◆ Goal: Repeat each entry as written and leave the images out of the copy.

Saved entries
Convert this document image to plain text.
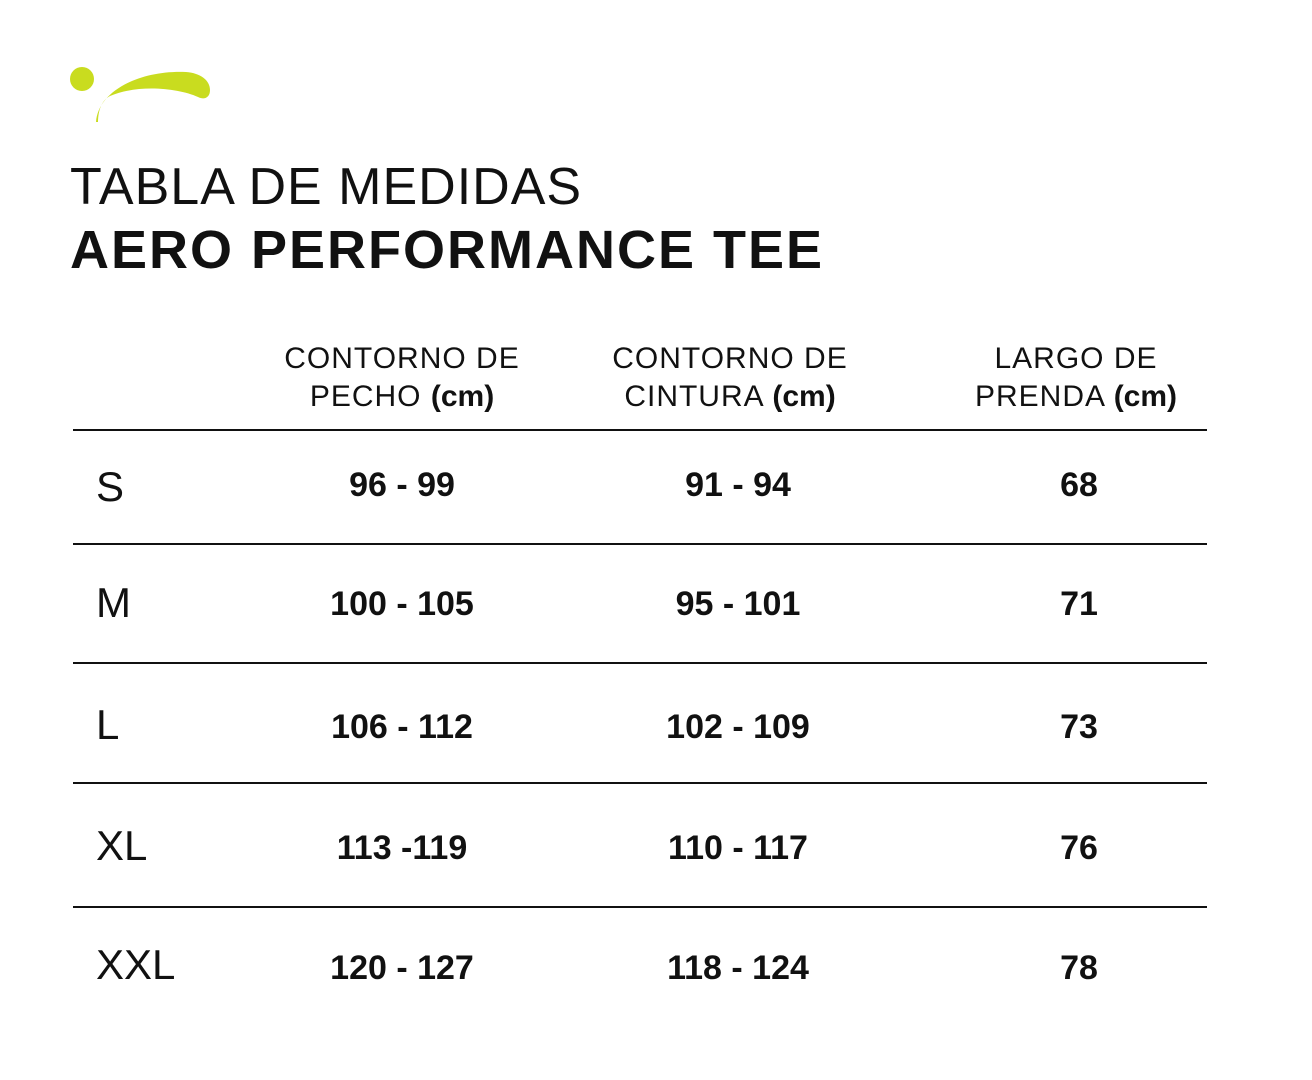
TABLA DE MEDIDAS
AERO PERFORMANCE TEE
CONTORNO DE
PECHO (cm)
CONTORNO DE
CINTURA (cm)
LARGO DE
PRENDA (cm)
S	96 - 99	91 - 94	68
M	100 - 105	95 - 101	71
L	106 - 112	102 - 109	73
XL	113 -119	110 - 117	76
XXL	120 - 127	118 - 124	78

◆ Finished task:
Convert this document image to plain text.
TABLA DE MEDIDAS
AERO PERFORMANCE TEE
CONTORNO DE
PECHO (cm)
CONTORNO DE
CINTURA (cm)
LARGO DE
PRENDA (cm)
S	96 - 99	91 - 94	68
M	100 - 105	95 - 101	71
L	106 - 112	102 - 109	73
XL	113 -119	110 - 117	76
XXL	120 - 127	118 - 124	78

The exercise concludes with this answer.